--- Start Material ---
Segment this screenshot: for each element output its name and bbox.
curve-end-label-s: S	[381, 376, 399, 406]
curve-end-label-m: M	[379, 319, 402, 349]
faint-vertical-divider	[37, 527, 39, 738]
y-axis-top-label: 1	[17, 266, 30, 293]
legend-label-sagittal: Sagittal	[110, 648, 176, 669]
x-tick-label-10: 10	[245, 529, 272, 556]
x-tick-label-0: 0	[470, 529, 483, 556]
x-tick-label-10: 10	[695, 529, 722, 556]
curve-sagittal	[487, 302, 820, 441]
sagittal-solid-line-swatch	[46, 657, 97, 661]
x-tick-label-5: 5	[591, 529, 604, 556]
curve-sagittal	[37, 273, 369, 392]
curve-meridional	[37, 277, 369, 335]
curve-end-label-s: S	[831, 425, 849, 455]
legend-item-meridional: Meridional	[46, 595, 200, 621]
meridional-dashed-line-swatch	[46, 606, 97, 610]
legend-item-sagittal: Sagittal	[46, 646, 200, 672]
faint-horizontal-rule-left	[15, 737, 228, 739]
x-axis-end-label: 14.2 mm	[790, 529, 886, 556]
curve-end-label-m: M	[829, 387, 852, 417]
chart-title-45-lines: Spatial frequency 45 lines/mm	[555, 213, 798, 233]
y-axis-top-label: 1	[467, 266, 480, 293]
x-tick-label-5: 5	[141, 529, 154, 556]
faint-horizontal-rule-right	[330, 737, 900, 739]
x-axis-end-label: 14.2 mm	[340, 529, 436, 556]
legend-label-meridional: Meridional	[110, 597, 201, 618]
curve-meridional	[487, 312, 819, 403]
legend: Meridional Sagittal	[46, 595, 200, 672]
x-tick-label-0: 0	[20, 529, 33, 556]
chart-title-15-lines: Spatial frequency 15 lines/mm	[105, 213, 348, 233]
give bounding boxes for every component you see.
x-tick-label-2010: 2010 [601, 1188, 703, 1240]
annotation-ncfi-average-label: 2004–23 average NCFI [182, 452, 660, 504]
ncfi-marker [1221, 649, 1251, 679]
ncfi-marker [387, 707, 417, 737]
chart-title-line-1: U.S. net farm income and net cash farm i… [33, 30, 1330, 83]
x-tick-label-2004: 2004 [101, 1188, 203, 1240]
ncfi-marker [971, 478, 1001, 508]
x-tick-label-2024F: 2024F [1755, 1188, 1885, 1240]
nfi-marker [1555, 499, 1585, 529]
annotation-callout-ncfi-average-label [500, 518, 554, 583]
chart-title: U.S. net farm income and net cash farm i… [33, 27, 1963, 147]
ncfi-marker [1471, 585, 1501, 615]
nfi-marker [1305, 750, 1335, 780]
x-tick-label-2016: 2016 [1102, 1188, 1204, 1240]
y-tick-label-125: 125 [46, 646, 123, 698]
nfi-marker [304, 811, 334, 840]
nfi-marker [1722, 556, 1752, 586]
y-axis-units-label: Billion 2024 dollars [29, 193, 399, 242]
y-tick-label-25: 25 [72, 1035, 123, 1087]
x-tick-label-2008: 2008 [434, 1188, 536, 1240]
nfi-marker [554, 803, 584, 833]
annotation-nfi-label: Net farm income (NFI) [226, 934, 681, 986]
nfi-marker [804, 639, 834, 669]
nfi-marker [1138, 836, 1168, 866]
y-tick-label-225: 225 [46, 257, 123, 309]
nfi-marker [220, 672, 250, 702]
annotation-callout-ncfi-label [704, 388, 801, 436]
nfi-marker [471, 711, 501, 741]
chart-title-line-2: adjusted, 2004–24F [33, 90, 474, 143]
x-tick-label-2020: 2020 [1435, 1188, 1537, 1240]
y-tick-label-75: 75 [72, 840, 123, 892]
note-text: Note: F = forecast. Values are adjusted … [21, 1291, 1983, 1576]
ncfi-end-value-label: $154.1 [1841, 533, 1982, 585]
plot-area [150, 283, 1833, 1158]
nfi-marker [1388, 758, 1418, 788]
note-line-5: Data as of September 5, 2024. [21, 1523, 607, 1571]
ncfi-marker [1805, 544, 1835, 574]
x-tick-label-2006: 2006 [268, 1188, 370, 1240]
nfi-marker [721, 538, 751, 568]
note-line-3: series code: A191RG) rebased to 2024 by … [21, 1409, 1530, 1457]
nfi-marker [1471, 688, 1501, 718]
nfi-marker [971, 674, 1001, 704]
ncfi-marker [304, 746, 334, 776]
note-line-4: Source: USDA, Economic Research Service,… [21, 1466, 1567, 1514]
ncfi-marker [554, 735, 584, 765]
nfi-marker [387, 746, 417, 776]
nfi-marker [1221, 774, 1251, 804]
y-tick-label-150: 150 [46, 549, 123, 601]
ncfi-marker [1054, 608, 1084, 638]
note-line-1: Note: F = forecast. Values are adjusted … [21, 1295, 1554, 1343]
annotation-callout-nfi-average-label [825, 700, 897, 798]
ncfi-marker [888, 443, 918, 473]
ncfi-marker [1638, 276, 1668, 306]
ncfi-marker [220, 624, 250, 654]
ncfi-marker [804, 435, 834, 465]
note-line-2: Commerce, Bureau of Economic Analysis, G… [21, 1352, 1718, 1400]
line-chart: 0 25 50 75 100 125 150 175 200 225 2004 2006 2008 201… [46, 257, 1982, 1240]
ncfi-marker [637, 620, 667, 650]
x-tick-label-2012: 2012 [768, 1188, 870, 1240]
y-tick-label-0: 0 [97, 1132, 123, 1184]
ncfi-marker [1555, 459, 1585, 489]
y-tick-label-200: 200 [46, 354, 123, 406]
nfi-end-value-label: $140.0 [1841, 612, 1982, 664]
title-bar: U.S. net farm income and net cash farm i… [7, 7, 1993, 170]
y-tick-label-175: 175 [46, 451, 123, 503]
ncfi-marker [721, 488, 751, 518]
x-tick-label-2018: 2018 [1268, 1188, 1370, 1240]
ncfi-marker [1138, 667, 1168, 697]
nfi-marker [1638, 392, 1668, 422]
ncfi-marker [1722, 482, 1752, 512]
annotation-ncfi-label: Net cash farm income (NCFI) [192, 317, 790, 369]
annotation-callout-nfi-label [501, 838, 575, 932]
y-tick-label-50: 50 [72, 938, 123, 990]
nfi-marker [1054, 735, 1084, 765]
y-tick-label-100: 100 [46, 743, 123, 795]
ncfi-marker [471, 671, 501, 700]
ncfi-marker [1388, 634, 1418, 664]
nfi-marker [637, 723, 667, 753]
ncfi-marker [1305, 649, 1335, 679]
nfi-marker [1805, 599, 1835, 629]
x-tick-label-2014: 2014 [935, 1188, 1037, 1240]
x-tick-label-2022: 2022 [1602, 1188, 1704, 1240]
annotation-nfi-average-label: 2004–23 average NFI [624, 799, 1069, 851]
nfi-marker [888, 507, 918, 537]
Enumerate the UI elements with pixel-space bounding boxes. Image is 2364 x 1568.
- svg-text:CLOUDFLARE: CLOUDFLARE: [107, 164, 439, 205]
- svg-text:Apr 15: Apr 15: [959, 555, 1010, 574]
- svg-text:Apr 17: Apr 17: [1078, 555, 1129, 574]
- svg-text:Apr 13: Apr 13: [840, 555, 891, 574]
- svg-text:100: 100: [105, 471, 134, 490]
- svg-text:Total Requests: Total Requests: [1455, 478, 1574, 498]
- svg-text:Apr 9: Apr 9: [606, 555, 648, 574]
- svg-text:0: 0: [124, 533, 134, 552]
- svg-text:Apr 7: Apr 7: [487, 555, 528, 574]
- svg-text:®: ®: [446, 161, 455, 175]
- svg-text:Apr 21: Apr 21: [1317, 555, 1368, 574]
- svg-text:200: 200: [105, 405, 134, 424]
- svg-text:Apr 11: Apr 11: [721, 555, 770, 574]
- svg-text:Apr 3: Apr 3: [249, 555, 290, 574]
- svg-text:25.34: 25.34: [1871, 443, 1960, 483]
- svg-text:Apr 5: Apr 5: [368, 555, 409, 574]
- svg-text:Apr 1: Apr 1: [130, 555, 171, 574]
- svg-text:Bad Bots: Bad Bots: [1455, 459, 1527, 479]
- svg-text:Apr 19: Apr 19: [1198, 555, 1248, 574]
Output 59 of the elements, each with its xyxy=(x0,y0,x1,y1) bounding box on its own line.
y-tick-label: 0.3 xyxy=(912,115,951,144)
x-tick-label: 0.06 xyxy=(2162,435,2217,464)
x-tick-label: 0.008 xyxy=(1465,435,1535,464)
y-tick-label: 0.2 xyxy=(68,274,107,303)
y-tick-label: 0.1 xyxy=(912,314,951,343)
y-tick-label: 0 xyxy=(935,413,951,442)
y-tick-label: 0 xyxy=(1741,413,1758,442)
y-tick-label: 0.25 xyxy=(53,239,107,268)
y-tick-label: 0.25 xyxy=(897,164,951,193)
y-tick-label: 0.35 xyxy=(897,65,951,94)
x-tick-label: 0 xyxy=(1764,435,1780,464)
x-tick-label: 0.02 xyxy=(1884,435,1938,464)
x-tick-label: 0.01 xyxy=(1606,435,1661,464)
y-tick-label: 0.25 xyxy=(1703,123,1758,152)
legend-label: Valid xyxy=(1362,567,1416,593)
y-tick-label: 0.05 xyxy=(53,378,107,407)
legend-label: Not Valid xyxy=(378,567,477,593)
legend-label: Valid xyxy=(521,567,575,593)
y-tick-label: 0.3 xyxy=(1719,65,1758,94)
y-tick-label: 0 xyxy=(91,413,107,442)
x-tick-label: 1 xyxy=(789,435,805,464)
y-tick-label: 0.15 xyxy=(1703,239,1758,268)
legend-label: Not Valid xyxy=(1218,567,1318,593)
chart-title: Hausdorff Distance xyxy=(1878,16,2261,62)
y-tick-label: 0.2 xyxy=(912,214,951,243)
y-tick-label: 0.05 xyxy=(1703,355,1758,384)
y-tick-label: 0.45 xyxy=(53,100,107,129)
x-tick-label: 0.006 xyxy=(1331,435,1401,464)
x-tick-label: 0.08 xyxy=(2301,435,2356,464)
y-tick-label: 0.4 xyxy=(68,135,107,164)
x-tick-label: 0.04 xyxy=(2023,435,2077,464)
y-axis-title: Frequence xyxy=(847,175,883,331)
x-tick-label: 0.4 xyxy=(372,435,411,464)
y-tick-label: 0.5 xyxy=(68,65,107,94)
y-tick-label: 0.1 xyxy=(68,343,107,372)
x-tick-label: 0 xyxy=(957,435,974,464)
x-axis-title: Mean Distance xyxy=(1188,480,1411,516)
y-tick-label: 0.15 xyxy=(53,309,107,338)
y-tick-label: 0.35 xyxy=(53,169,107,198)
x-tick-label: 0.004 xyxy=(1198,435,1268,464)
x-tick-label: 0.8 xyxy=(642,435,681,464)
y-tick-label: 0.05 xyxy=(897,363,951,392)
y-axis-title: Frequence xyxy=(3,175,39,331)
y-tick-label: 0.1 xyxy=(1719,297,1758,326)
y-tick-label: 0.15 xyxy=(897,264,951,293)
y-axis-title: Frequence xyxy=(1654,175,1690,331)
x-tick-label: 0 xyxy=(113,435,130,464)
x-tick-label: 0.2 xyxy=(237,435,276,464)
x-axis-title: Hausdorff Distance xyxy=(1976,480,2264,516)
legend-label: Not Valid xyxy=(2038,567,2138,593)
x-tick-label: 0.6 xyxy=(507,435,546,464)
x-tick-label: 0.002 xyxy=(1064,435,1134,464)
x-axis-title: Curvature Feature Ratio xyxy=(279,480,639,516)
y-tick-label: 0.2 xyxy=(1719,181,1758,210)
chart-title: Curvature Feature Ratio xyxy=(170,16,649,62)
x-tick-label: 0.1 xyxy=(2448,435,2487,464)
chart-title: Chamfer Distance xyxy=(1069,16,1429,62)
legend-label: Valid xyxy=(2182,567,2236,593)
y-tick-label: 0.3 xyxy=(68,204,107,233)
--- End Material ---
◆ **Exercise requirements**
Reproduce verbatim the lines from the start of the entries up to and including the line containing "657, 97, 661]".

◆ **Answer to this task**
Segment this screenshot: for each element output its name and bbox.
curve-end-label-s: S	[381, 376, 399, 406]
curve-end-label-m: M	[379, 319, 402, 349]
faint-vertical-divider	[37, 527, 39, 738]
y-axis-top-label: 1	[17, 266, 30, 293]
legend-label-sagittal: Sagittal	[110, 648, 176, 669]
x-tick-label-10: 10	[245, 529, 272, 556]
x-tick-label-0: 0	[470, 529, 483, 556]
x-tick-label-10: 10	[695, 529, 722, 556]
curve-sagittal	[487, 302, 820, 441]
sagittal-solid-line-swatch	[46, 657, 97, 661]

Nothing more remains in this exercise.